* _INSTRUCTIONS FOR THE TASK_: Find the string "this" in the entries and copy each line that has it.

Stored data
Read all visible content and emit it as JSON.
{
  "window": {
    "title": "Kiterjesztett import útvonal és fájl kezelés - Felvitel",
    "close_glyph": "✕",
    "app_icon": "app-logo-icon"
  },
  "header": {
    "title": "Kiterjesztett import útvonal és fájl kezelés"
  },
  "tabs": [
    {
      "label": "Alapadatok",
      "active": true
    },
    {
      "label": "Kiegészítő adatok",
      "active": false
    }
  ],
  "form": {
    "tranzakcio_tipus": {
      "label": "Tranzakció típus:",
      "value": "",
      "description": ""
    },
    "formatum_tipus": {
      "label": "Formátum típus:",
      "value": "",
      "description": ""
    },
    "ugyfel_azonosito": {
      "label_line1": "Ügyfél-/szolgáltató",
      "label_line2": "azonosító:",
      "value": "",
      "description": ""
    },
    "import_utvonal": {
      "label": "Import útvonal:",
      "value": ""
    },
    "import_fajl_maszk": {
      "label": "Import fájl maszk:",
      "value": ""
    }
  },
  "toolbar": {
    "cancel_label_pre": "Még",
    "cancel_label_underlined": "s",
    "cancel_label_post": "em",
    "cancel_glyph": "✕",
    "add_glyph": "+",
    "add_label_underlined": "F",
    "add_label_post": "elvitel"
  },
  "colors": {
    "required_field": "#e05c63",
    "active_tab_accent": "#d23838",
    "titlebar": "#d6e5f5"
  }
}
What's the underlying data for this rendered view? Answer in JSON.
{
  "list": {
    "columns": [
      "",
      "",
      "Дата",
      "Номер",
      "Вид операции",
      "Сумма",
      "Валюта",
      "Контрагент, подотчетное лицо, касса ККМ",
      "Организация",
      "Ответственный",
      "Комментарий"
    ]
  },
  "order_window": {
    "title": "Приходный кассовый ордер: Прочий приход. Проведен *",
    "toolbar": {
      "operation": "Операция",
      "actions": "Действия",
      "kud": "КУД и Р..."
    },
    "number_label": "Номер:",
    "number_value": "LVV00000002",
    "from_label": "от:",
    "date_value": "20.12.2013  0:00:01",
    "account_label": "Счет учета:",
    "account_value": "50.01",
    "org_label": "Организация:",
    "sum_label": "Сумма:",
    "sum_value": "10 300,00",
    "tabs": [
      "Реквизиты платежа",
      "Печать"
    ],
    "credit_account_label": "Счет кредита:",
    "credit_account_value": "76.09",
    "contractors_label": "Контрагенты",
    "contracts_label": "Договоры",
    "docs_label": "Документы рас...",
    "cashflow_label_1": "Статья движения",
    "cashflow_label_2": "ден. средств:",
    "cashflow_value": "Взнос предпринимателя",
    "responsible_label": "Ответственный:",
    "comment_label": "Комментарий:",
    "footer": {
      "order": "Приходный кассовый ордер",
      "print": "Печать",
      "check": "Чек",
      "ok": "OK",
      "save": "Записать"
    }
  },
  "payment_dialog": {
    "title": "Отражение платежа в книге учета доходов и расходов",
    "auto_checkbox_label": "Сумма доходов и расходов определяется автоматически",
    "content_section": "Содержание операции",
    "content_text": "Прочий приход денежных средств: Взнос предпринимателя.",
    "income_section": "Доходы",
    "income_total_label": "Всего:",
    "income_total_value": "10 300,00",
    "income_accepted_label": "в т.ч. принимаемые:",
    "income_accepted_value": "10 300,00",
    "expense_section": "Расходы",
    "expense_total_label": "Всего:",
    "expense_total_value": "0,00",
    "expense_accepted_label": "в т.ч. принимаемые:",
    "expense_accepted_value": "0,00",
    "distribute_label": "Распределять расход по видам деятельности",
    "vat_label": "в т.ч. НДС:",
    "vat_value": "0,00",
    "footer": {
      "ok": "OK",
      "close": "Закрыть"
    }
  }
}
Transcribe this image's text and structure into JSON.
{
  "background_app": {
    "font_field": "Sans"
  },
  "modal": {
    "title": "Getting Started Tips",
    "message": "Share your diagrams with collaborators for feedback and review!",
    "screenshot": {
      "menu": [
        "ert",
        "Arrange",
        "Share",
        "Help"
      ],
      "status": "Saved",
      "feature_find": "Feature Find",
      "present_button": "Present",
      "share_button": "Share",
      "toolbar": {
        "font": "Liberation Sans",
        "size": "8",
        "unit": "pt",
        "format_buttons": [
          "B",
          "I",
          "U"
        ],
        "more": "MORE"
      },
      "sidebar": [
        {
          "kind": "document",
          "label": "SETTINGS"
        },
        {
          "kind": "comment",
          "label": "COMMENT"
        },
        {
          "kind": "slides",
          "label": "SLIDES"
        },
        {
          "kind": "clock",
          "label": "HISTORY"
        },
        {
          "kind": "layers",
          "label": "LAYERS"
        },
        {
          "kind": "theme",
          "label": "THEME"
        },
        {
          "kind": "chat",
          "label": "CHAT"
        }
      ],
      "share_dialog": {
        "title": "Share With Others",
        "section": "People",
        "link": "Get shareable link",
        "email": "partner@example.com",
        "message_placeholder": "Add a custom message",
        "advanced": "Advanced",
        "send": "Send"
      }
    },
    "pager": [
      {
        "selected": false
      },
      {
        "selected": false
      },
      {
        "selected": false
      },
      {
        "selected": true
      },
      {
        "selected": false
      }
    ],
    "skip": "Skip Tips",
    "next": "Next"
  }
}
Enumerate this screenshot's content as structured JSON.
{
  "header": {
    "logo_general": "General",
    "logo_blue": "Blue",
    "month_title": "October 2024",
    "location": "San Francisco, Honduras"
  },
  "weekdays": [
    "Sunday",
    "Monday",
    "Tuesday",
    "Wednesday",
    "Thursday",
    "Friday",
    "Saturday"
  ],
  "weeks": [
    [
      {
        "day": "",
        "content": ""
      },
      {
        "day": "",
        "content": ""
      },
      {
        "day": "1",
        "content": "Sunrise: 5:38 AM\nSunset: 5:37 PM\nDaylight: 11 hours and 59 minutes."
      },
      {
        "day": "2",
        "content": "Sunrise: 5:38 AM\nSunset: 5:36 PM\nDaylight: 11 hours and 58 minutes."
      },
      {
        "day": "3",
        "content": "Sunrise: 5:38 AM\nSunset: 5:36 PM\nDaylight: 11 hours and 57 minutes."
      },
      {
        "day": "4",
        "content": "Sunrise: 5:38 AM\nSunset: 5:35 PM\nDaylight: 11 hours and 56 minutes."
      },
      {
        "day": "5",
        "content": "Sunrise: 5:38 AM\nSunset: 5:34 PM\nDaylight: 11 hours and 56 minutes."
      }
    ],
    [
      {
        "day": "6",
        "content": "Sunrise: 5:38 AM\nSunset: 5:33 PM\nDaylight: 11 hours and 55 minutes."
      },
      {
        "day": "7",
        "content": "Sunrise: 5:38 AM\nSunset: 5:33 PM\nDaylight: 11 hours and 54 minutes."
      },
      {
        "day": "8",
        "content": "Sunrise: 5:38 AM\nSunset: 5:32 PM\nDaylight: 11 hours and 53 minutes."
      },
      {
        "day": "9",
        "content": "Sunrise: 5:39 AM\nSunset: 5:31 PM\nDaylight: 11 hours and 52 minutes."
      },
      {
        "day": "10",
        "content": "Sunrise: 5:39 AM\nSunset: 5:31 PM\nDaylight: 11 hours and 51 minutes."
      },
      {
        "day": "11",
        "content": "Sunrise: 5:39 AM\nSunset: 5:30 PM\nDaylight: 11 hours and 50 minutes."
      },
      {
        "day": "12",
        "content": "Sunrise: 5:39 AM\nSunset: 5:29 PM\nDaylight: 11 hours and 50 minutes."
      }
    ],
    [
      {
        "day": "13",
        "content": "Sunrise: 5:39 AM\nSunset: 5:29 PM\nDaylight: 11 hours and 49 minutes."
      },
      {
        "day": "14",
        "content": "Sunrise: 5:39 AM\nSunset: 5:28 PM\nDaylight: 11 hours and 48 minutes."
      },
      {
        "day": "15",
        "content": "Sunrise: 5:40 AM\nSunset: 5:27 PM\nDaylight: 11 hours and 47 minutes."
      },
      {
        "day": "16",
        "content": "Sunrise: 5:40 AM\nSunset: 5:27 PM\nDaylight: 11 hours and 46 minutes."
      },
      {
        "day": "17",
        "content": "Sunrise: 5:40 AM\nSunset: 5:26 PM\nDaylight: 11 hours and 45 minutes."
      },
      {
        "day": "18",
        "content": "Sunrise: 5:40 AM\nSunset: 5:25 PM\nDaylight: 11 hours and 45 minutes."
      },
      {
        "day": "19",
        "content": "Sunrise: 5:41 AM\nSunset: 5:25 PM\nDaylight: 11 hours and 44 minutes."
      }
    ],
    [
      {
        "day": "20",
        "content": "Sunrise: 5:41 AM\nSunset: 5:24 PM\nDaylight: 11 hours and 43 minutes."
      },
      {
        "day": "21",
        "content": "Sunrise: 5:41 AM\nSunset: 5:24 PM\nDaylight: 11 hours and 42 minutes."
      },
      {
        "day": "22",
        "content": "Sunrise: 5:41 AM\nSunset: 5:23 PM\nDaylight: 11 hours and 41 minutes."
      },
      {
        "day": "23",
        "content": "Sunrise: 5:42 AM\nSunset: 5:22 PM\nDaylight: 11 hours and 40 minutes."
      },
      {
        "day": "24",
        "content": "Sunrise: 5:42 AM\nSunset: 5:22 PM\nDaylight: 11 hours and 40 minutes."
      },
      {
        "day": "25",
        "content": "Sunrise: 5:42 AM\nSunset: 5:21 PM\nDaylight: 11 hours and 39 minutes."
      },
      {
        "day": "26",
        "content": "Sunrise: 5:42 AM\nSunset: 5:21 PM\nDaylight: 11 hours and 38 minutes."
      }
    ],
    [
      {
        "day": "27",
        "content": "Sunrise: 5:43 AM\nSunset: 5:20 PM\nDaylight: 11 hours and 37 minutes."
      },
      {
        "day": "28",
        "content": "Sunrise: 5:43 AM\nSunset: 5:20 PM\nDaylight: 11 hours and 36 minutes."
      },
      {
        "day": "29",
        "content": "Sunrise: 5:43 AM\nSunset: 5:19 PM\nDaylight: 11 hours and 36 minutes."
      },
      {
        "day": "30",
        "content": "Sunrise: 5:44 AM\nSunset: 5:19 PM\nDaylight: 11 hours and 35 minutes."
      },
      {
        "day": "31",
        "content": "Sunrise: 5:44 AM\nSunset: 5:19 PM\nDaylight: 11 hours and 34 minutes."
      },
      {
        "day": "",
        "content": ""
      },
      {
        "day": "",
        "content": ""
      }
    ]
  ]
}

* _EXPECTED ANSWER_:
What's the underlying data for this rendered view? Answer in JSON.
Transcribe this image's text and structure into JSON.
Enumerate this screenshot's content as structured JSON.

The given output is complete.